* _Page excerpt_
- Agricultural commodities — especially beef, palm oil, soy, and pulp and paper — have become an increasingly important driver of deforestation over the past couple decades, particularly in the tropics.
- While there’s a lot of work left to be done, WEF and TFA 2020 see momentum building toward a sea change in the global supply chain for these much-in-demand commodities.
- Overcoming the barriers to sustainable production of the big four commodities and supporting the transition to deforestation-free supply chains represents an investment opportunity that will “roughly total US$ 200 billion annually” by 2020, per the report.
It’s estimated that about 10 percent of global emissions comes from deforestation — meaning we could make considerable progress toward halting climate change simply by keeping what remains of the world’s forests standing.
Agricultural commodities — especially beef, palm oil, soy, and pulp and paper — have become an increasingly important driver of deforestation over the past couple decades, particularly in the tropics.
A December 2015 study found that the production of those four commodities in just seven countries (Argentina, Bolivia, Brazil, Paraguay, Indonesia, Malaysia, and Papua New Guinea) led to an average deforestation area of 3.8 million hectares (9.4 million acres) and land use change emissions of 1.6 gigatonnes CO2 equivalent (GtCO2) per year between 2000 and 2011. That’s 40 percent of total tropical deforestation and 44 percent of associated carbon emissions, due to the production of just four commodities in seven countries.
The production of these commodities in the tropical forest regions of Latin America, Southeast Asia, and Sub-Saharan Africa is worth roughly $180 billion every year, according to a new report by the World Economic Forum (WEF) and Tropical Forest Alliance 2020 (TFA 2020). But transforming the global supply chains for beef, palm oil, soy, and pulp and paper so that they are truly sustainable “is an investment opportunity to the tune of roughly $200 billion a year,” Marco Albani, the director of TFA 2020 and a member of the executive committee at WEF, wrote in a blog post accompanying the release of the report.
This is an opportunity that the financial sector can capitalize on “by scaling up emerging models of deforestation-free finance,” Albani adds.
Since the adoption of the New York Declaration on Forests (NYDF) in 2014, the number of deforestation-related pledges made by the private sector has continually increased. A progress report on the NYDF released last year by Climate Focus found that the number of companies making commitments to protect forests had jumped to 415, up from 307 the previous year.

* _Data segment_
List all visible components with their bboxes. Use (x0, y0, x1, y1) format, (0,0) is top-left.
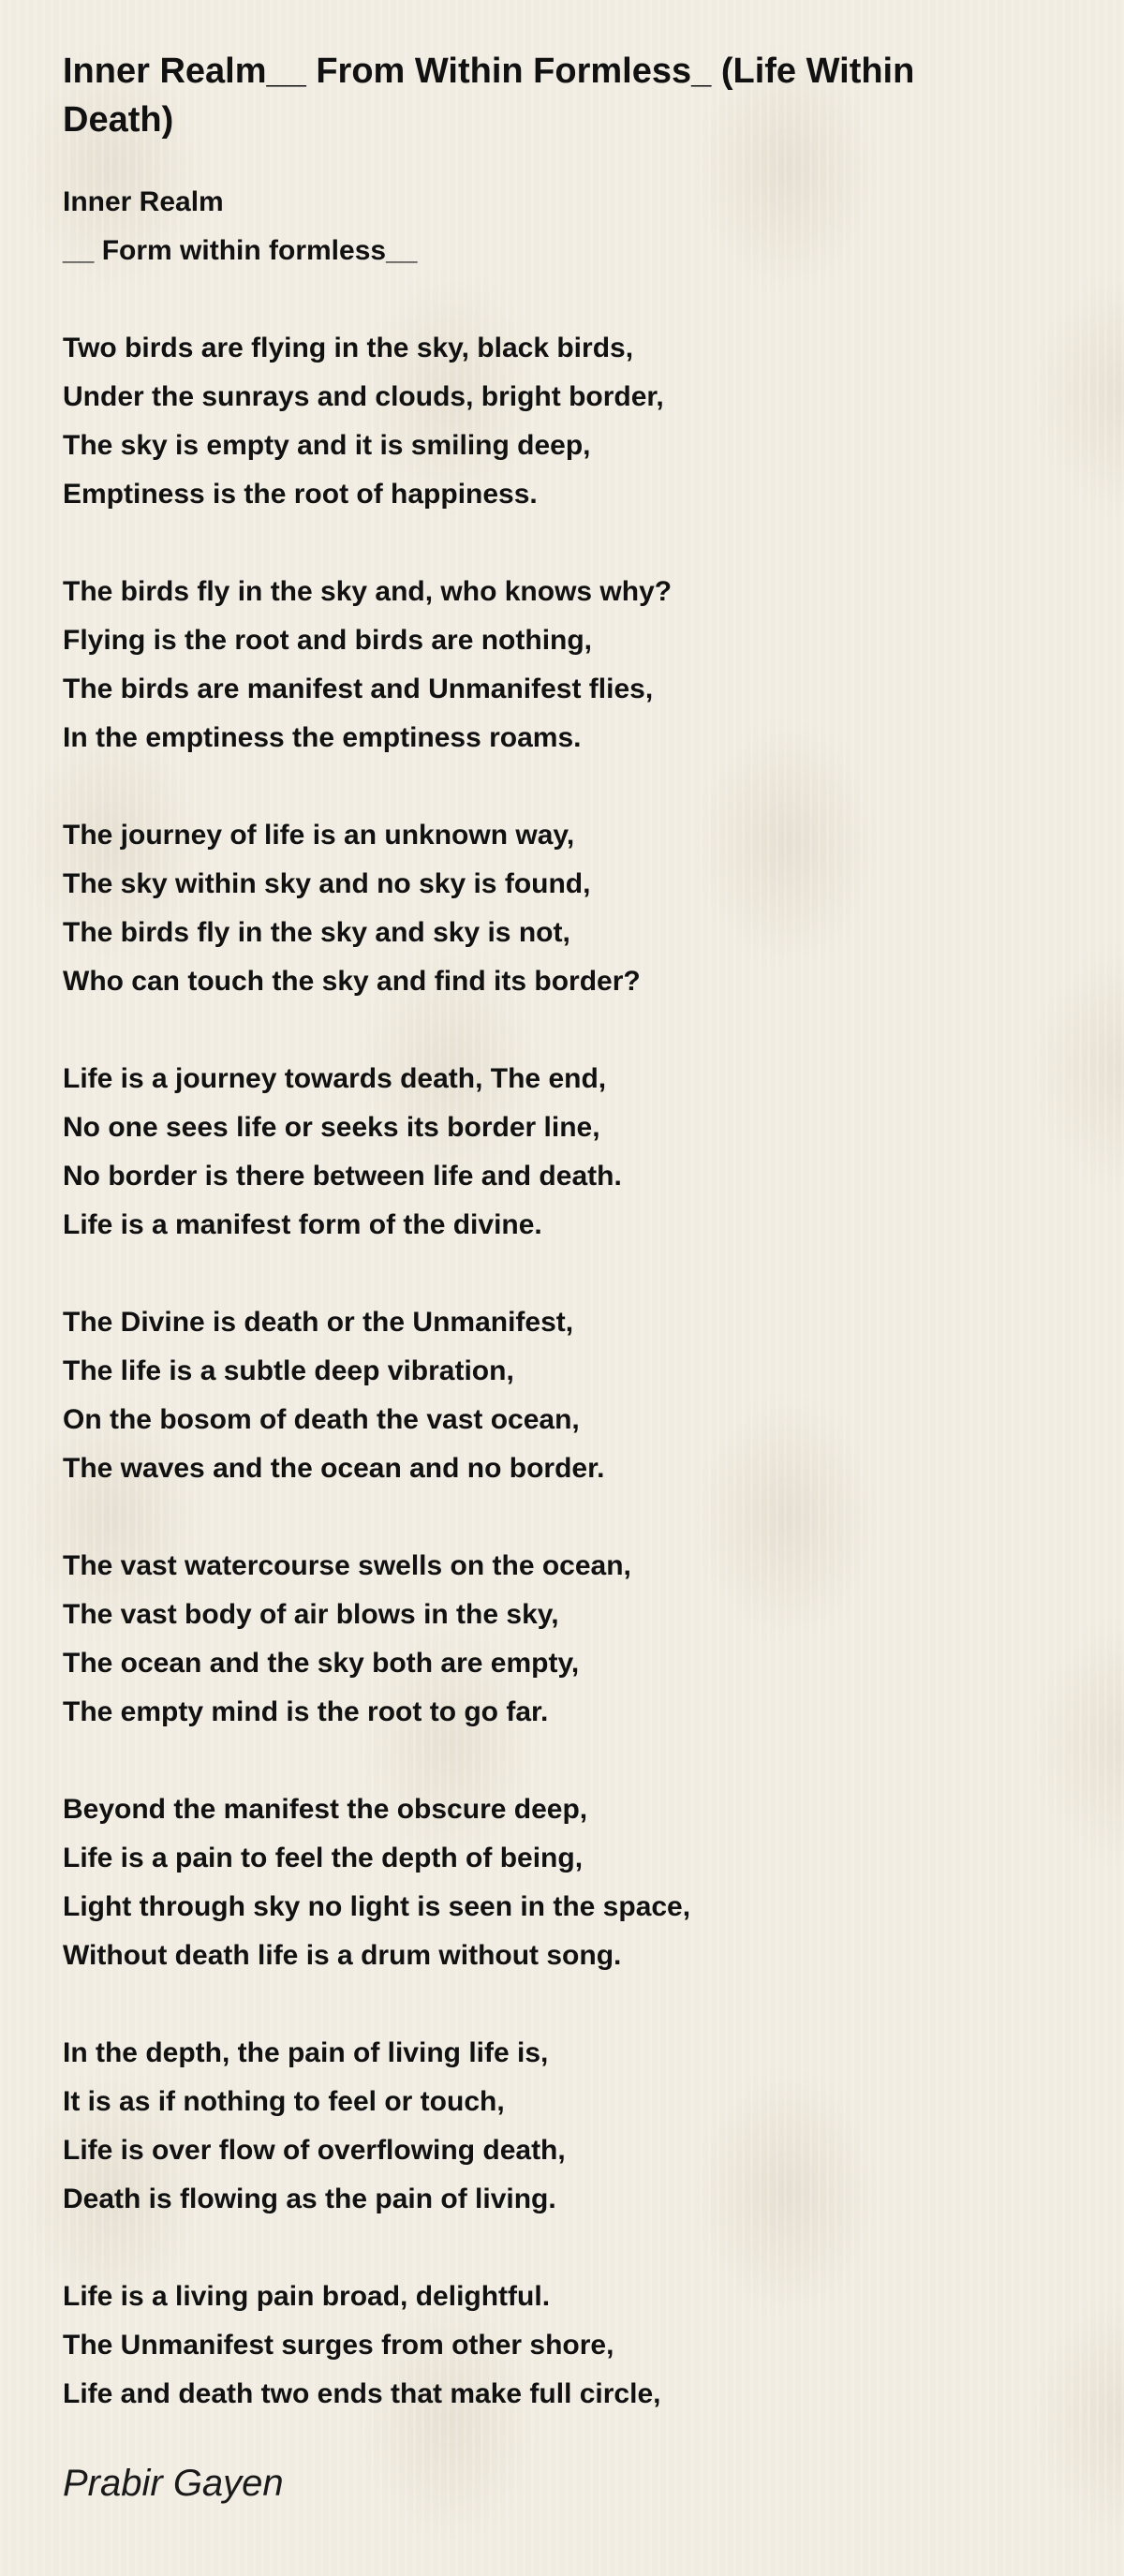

* _The tasks_
- 1) From the article on deforestation and commodity supply chains, list the countries named in the December 2015 study of four commodities.
- 2) Write the next part of the article on deforestation and commodity supply chains, picking up after its last sentence.

* _Exercise responses_
- 1) Argentina, Bolivia, Brazil, Paraguay, Indonesia, Malaysia, Papua New Guinea

- 2)
Of the deforestation commitments made by companies active in the trade of the four major agricultural commodities, which can cover more than one commodity, the majority address palm oil (59 percent) and wood products like pulp and paper (53 percent). Despite representing a much larger share of global deforestation, the soy and cattle supply chains are the subject of significantly fewer commitments — 21 and 12 percent, respectively.
Another major hurdle is the fact that, based on recent research, companies that rely on agricultural commodities like beef, palm oil, soy, and pulp and paper have underestimated the risk of deforestation in their supply chains and are unlikely to achieve their time-bound goals for cutting the ties between their operations and forest destruction.
While there’s a lot of work left to be done, WEF and TFA 2020 see momentum building toward a sea change in the global supply chain for these much-in-demand commodities: “Although challenges remain, the extent and pace with which commitments have been made suggest a potential tipping point, with deforestation-free standards becoming the norm,” the authors of the report write.
In perhaps a sign of this building momentum, seven oil palm-growing tropical African nations pledged last November to work with TFA 2020 and others to protect their forests by shifting entirely to sustainable palm oil production.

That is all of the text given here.